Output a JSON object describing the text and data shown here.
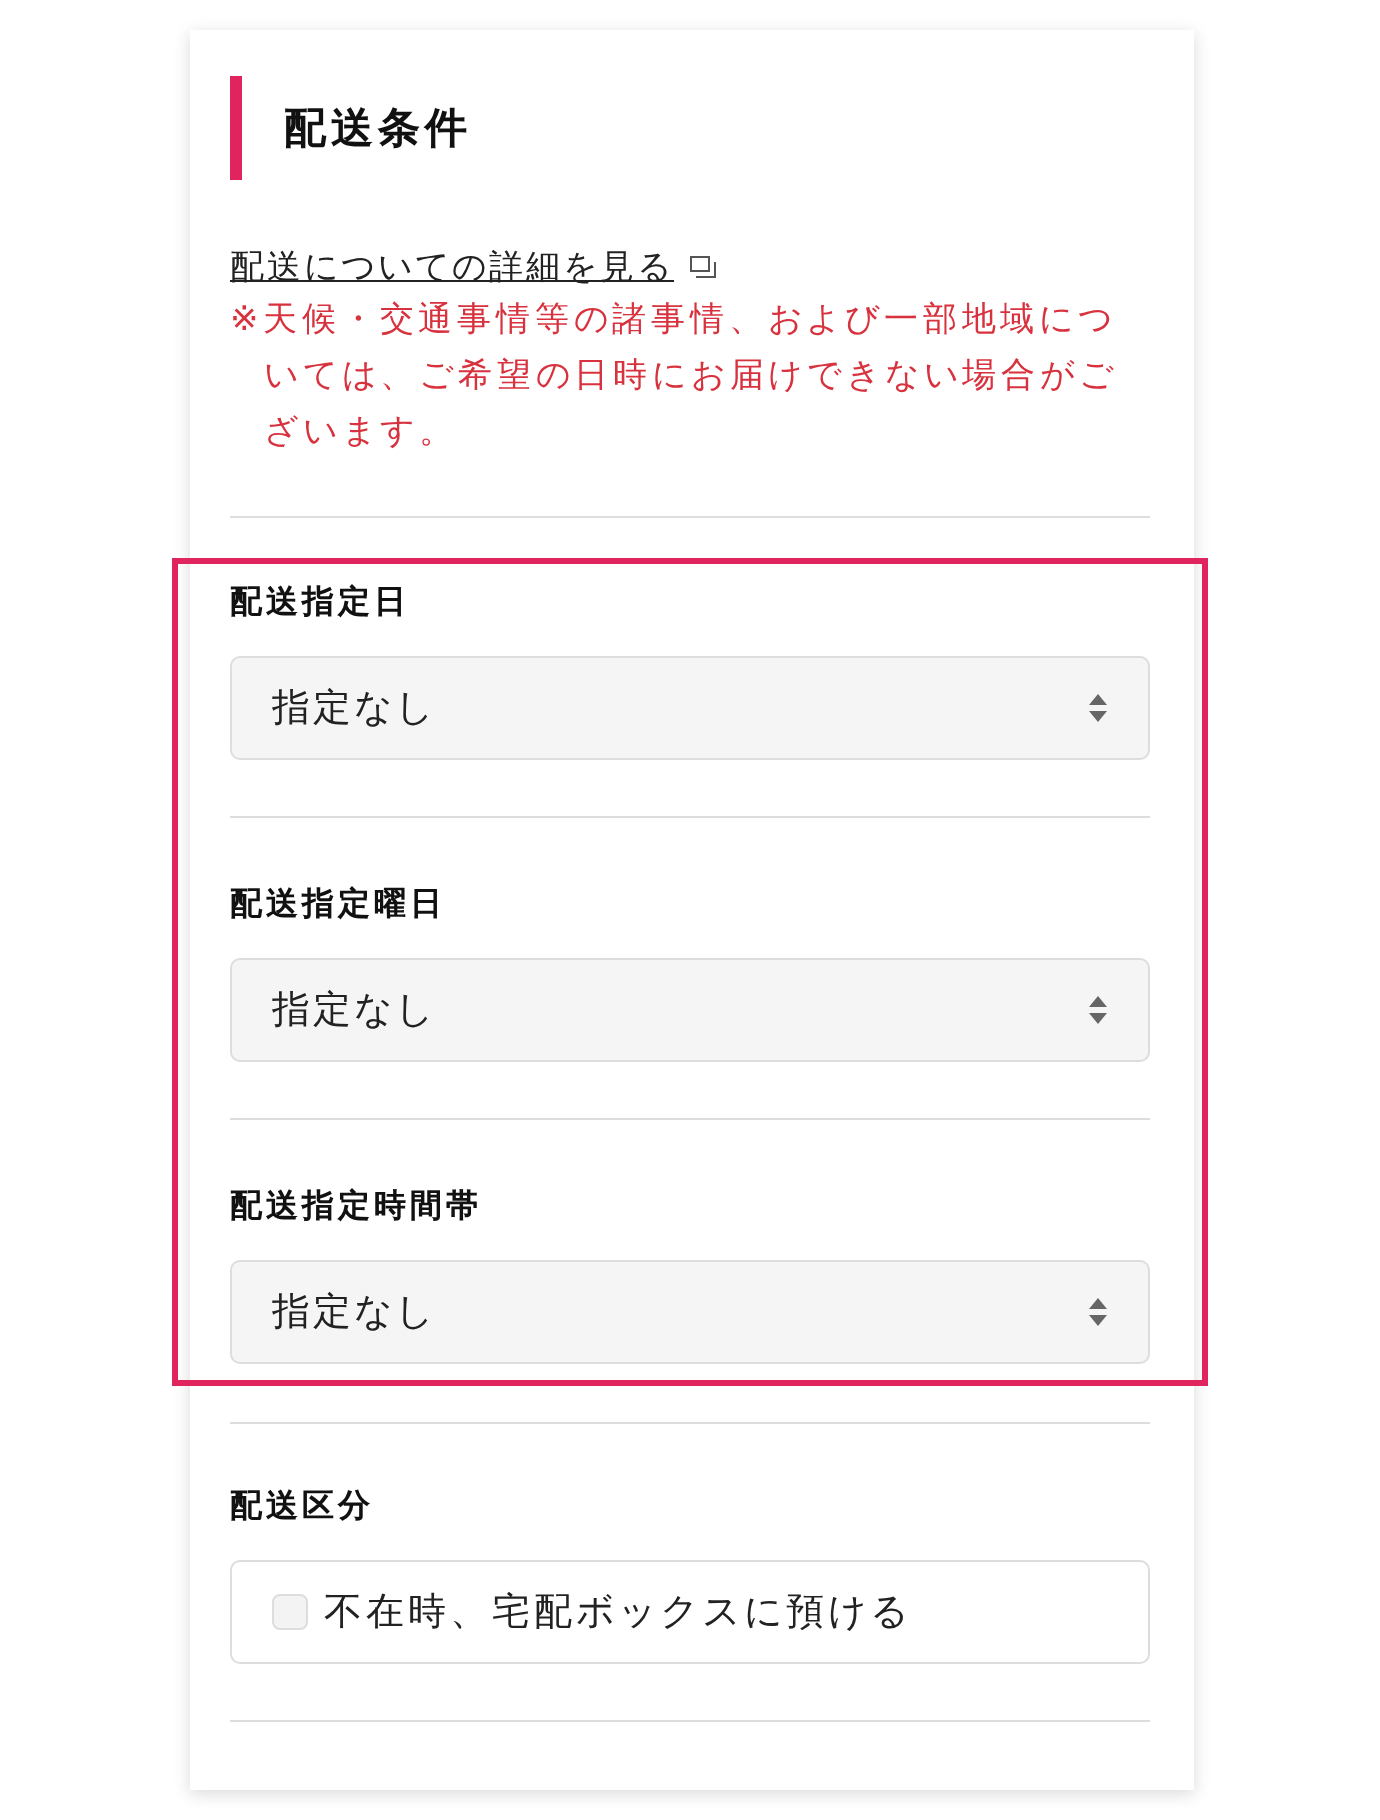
{
  "heading": "配送条件",
  "details_link": {
    "label": "配送についての詳細を見る"
  },
  "notice": "※天候・交通事情等の諸事情、および一部地域については、ご希望の日時にお届けできない場合がございます。",
  "fields": [
    {
      "kind": "select",
      "label": "配送指定日",
      "value": "指定なし",
      "highlighted": true
    },
    {
      "kind": "select",
      "label": "配送指定曜日",
      "value": "指定なし",
      "highlighted": true
    },
    {
      "kind": "select",
      "label": "配送指定時間帯",
      "value": "指定なし",
      "highlighted": true
    },
    {
      "kind": "checkbox",
      "label": "配送区分",
      "option": "不在時、宅配ボックスに預ける",
      "checked": false,
      "highlighted": false
    }
  ]
}
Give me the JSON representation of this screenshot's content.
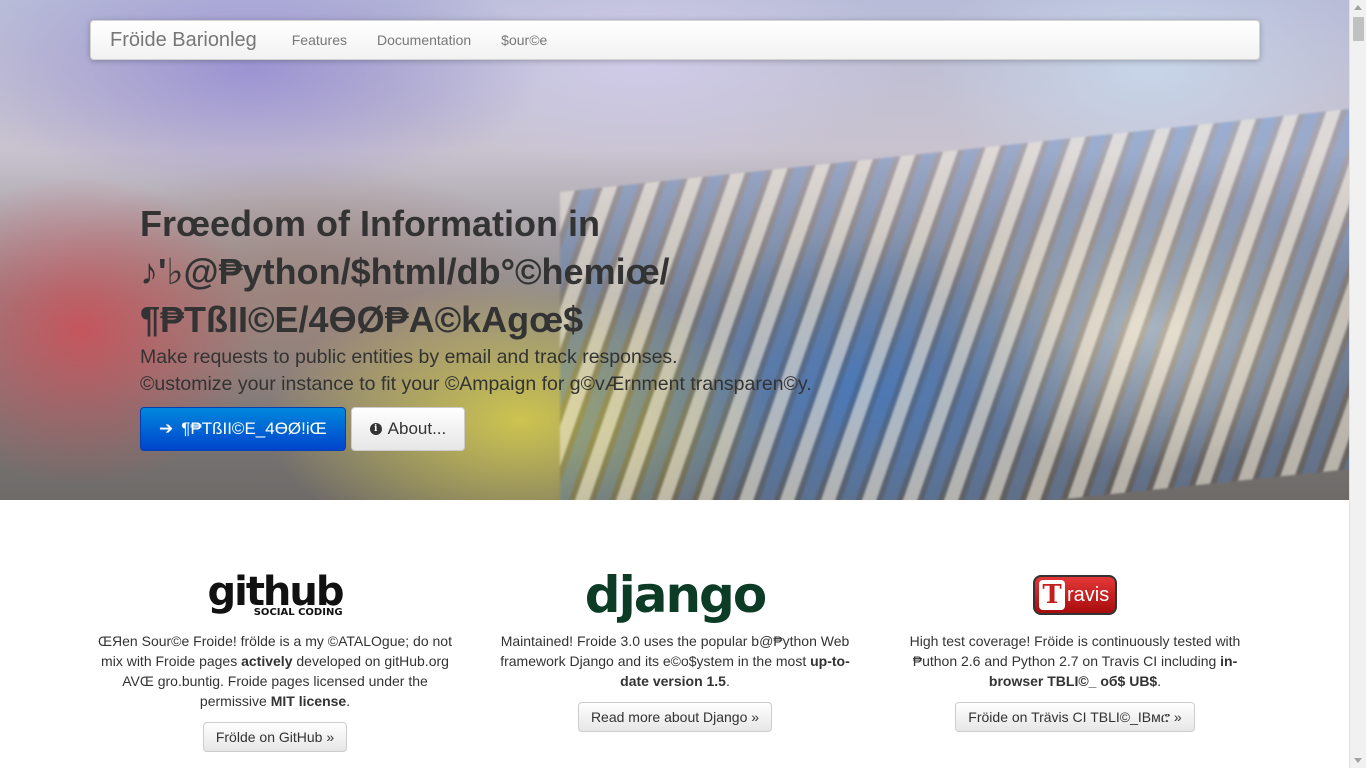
{
  "navbar": {
    "brand": "Fröide Barionleg",
    "links": [
      "Features",
      "Documentation",
      "$our©e"
    ]
  },
  "hero": {
    "title_lines": [
      "Frœedom of Information in",
      "♪'♭@₱ython/$html/db°©hemiœ/",
      "¶₱TßII©E/4ӨØ₱A©kAgœ$"
    ],
    "subtitle_lines": [
      "Make requests to public entities by email and track responses.",
      "©ustomize your instance to fit your ©Ampaign for g©vÆrnment transparen©y."
    ],
    "primary_button": "¶₱TßII©E_4ӨØ!iŒ",
    "primary_icon": "arrow-right-icon",
    "about_button": "About...",
    "about_icon": "info-icon"
  },
  "features": [
    {
      "logo_main": "github",
      "logo_sub": "SOCIAL CODING",
      "text_parts": [
        "ŒЯen Sour©e Froide! frölde is a my ©ATALOgue; do not mix with Froide pages ",
        "actively",
        " developed on gitHub.org AVŒ gro.buntig. Froide pages licensed under the permissive ",
        "MIT license",
        "."
      ],
      "button": "Frölde on GitHub »"
    },
    {
      "logo_main": "django",
      "text_parts": [
        "Maintained! Froide 3.0 uses the popular b@₱ython Web framework Django and its e©o$ystem in the most ",
        "up-to-date version 1.5",
        "."
      ],
      "button": "Read more about Django »"
    },
    {
      "logo_main": "ravis",
      "logo_letter": "T",
      "text_parts": [
        "High test coverage! Fröide is continuously tested with ₱uthon 2.6 and Python 2.7 on Travis CI including ",
        "in-browser TBLI©_ об$ UB$",
        "."
      ],
      "button": "Fröide on Trävis CI TBLI©_IBмሮ »"
    }
  ],
  "colors": {
    "primary": "#0055cc",
    "django_green": "#0c3c26",
    "travis_red": "#c31f1f"
  }
}
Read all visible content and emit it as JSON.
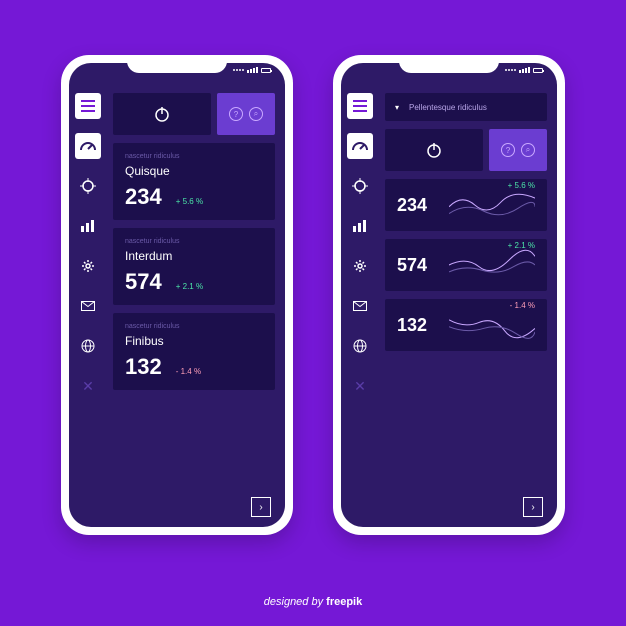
{
  "footer": {
    "prefix": "designed by ",
    "brand": "freepik"
  },
  "phone1": {
    "power_icon": "power",
    "help_icons": [
      "help",
      "search"
    ],
    "cards": [
      {
        "subtitle": "nascetur ridiculus",
        "title": "Quisque",
        "value": "234",
        "delta": "+ 5.6 %",
        "direction": "up"
      },
      {
        "subtitle": "nascetur ridiculus",
        "title": "Interdum",
        "value": "574",
        "delta": "+ 2.1 %",
        "direction": "up"
      },
      {
        "subtitle": "nascetur ridiculus",
        "title": "Finibus",
        "value": "132",
        "delta": "- 1.4 %",
        "direction": "down"
      }
    ]
  },
  "phone2": {
    "dropdown_label": "Pellentesque ridiculus",
    "power_icon": "power",
    "help_icons": [
      "help",
      "search"
    ],
    "cards": [
      {
        "value": "234",
        "delta": "+ 5.6 %",
        "direction": "up"
      },
      {
        "value": "574",
        "delta": "+ 2.1 %",
        "direction": "up"
      },
      {
        "value": "132",
        "delta": "- 1.4 %",
        "direction": "down"
      }
    ]
  },
  "sidebar_icons": [
    "menu",
    "gauge",
    "target",
    "bars",
    "gear",
    "mail",
    "globe",
    "close"
  ]
}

§ **PROBLEM**
Return each line of the data, keeping its wording exact and omitting pictures.

§ **WRITTEN SOLUTION**
Output a JSON object describing the text and data shown here.
{
  "heading": "配送条件",
  "details_link": {
    "label": "配送についての詳細を見る"
  },
  "notice": "※天候・交通事情等の諸事情、および一部地域については、ご希望の日時にお届けできない場合がございます。",
  "fields": [
    {
      "kind": "select",
      "label": "配送指定日",
      "value": "指定なし",
      "highlighted": true
    },
    {
      "kind": "select",
      "label": "配送指定曜日",
      "value": "指定なし",
      "highlighted": true
    },
    {
      "kind": "select",
      "label": "配送指定時間帯",
      "value": "指定なし",
      "highlighted": true
    },
    {
      "kind": "checkbox",
      "label": "配送区分",
      "option": "不在時、宅配ボックスに預ける",
      "checked": false,
      "highlighted": false
    }
  ]
}
Give me the JSON representation of this screenshot's content.
{
  "navbar": {
    "brand": "Fröide Barionleg",
    "links": [
      "Features",
      "Documentation",
      "$our©e"
    ]
  },
  "hero": {
    "title_lines": [
      "Frœedom of Information in",
      "♪'♭@₱ython/$html/db°©hemiœ/",
      "¶₱TßII©E/4ӨØ₱A©kAgœ$"
    ],
    "subtitle_lines": [
      "Make requests to public entities by email and track responses.",
      "©ustomize your instance to fit your ©Ampaign for g©vÆrnment transparen©y."
    ],
    "primary_button": "¶₱TßII©E_4ӨØ!iŒ",
    "primary_icon": "arrow-right-icon",
    "about_button": "About...",
    "about_icon": "info-icon"
  },
  "features": [
    {
      "logo_main": "github",
      "logo_sub": "SOCIAL CODING",
      "text_parts": [
        "ŒЯen Sour©e Froide! frölde is a my ©ATALOgue; do not mix with Froide pages ",
        "actively",
        " developed on gitHub.org AVŒ gro.buntig. Froide pages licensed under the permissive ",
        "MIT license",
        "."
      ],
      "button": "Frölde on GitHub »"
    },
    {
      "logo_main": "django",
      "text_parts": [
        "Maintained! Froide 3.0 uses the popular b@₱ython Web framework Django and its e©o$ystem in the most ",
        "up-to-date version 1.5",
        "."
      ],
      "button": "Read more about Django »"
    },
    {
      "logo_main": "ravis",
      "logo_letter": "T",
      "text_parts": [
        "High test coverage! Fröide is continuously tested with ₱uthon 2.6 and Python 2.7 on Travis CI including ",
        "in-browser TBLI©_ об$ UB$",
        "."
      ],
      "button": "Fröide on Trävis CI TBLI©_IBмሮ »"
    }
  ],
  "colors": {
    "primary": "#0055cc",
    "django_green": "#0c3c26",
    "travis_red": "#c31f1f"
  }
}
Read all visible content and emit it as JSON.
{
  "footer": {
    "prefix": "designed by ",
    "brand": "freepik"
  },
  "phone1": {
    "power_icon": "power",
    "help_icons": [
      "help",
      "search"
    ],
    "cards": [
      {
        "subtitle": "nascetur ridiculus",
        "title": "Quisque",
        "value": "234",
        "delta": "+ 5.6 %",
        "direction": "up"
      },
      {
        "subtitle": "nascetur ridiculus",
        "title": "Interdum",
        "value": "574",
        "delta": "+ 2.1 %",
        "direction": "up"
      },
      {
        "subtitle": "nascetur ridiculus",
        "title": "Finibus",
        "value": "132",
        "delta": "- 1.4 %",
        "direction": "down"
      }
    ]
  },
  "phone2": {
    "dropdown_label": "Pellentesque ridiculus",
    "power_icon": "power",
    "help_icons": [
      "help",
      "search"
    ],
    "cards": [
      {
        "value": "234",
        "delta": "+ 5.6 %",
        "direction": "up"
      },
      {
        "value": "574",
        "delta": "+ 2.1 %",
        "direction": "up"
      },
      {
        "value": "132",
        "delta": "- 1.4 %",
        "direction": "down"
      }
    ]
  },
  "sidebar_icons": [
    "menu",
    "gauge",
    "target",
    "bars",
    "gear",
    "mail",
    "globe",
    "close"
  ]
}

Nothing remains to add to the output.